Goal> Go through the listing below and gather every line with the word "como".

"""

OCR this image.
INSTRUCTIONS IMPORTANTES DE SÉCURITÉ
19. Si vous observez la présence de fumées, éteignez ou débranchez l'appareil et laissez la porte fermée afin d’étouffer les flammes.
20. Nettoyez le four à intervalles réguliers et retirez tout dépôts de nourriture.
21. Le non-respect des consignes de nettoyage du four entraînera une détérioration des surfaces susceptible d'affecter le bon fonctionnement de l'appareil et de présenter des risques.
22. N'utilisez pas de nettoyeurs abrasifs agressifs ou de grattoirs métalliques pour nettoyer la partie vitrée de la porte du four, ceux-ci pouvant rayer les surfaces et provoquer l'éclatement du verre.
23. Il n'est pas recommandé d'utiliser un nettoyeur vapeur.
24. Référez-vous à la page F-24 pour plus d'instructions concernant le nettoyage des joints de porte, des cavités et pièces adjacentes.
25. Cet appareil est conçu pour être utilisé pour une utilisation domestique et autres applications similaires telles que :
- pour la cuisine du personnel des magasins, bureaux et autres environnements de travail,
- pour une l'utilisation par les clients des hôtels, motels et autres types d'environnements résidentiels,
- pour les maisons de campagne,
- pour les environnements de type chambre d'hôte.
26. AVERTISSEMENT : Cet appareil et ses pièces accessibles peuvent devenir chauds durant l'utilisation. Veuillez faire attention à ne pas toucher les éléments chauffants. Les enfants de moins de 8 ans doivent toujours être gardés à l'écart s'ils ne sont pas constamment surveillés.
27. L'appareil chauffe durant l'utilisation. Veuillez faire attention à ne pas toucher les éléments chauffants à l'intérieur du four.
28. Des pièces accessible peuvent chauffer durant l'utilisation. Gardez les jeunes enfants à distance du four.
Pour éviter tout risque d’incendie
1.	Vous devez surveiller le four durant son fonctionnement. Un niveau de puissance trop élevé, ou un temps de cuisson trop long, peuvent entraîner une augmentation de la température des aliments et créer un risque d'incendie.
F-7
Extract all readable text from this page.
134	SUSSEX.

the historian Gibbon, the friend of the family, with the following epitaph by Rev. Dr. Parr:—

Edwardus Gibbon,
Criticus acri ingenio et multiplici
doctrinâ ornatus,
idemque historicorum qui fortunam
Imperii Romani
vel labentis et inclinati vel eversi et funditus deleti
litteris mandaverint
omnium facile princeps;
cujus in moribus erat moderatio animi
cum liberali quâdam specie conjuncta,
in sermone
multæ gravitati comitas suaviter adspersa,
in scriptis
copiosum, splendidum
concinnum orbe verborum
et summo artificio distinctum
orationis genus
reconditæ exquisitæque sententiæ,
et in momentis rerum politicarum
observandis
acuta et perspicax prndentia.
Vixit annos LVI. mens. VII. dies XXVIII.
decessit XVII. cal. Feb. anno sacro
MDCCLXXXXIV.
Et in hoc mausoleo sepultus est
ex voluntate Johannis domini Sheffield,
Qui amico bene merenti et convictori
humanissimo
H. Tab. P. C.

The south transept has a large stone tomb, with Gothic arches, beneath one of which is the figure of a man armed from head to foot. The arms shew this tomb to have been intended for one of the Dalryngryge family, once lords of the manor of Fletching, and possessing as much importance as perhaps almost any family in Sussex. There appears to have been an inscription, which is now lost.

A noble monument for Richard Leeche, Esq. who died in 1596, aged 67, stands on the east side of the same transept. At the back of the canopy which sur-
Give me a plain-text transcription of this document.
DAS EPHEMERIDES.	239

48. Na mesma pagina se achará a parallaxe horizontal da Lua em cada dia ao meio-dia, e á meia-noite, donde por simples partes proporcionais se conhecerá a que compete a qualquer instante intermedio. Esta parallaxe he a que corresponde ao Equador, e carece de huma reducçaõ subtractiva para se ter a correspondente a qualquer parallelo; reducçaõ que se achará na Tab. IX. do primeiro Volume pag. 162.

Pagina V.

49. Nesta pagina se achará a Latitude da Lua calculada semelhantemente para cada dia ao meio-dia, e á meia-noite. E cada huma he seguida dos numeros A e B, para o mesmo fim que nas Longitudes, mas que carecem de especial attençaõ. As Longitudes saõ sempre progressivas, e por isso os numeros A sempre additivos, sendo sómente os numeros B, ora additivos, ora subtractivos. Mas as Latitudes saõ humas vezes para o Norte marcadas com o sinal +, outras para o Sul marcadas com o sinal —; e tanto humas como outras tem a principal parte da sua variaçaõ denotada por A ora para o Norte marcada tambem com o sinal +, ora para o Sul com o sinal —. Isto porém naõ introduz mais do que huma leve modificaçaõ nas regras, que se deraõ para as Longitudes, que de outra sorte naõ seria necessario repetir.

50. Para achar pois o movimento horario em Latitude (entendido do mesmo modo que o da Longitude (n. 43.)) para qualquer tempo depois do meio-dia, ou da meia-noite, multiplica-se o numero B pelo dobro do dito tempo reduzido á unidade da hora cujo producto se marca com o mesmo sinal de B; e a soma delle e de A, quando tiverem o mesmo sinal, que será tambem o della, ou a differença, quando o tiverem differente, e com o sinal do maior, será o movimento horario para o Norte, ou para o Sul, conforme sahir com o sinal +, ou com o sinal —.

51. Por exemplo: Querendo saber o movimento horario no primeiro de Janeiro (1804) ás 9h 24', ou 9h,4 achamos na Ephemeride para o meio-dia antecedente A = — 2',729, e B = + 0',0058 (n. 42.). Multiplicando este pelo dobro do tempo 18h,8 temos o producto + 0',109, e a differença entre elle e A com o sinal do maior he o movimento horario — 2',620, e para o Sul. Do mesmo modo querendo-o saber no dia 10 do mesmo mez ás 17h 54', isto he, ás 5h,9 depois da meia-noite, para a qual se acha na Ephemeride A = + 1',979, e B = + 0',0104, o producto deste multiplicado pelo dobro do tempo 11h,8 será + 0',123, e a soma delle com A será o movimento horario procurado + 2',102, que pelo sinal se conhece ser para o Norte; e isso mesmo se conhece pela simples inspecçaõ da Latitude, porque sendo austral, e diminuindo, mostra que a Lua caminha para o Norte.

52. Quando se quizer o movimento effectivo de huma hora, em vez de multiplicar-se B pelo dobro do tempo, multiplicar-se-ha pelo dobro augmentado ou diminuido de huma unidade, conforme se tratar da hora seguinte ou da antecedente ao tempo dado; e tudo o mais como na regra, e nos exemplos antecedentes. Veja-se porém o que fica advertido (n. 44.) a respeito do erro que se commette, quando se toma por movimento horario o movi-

"""

Answer to this problem>
49. Nesta pagina se achará a Latitude da Lua calculada semelhantemente para cada dia ao meio-dia, e á meia-noite. E cada huma he seguida dos numeros A e B, para o mesmo fim que nas Longitudes, mas que carecem de especial attençaõ. As Longitudes saõ sempre progressivas, e por isso os numeros A sempre additivos, sendo sómente os numeros B, ora additivos, ora subtractivos. Mas as Latitudes saõ humas vezes para o Norte marcadas com o sinal +, outras para o Sul marcadas com o sinal —; e tanto humas como outras tem a principal parte da sua variaçaõ denotada por A ora para o Norte marcada tambem com o sinal +, ora para o Sul com o sinal —. Isto porém naõ introduz mais do que huma leve modificaçaõ nas regras, que se deraõ para as Longitudes, que de outra sorte naõ seria necessario repetir.
52. Quando se quizer o movimento effectivo de huma hora, em vez de multiplicar-se B pelo dobro do tempo, multiplicar-se-ha pelo dobro augmentado ou diminuido de huma unidade, conforme se tratar da hora seguinte ou da antecedente ao tempo dado; e tudo o mais como na regra, e nos exemplos antecedentes. Veja-se porém o que fica advertido (n. 44.) a respeito do erro que se commette, quando se toma por movimento horario o movi-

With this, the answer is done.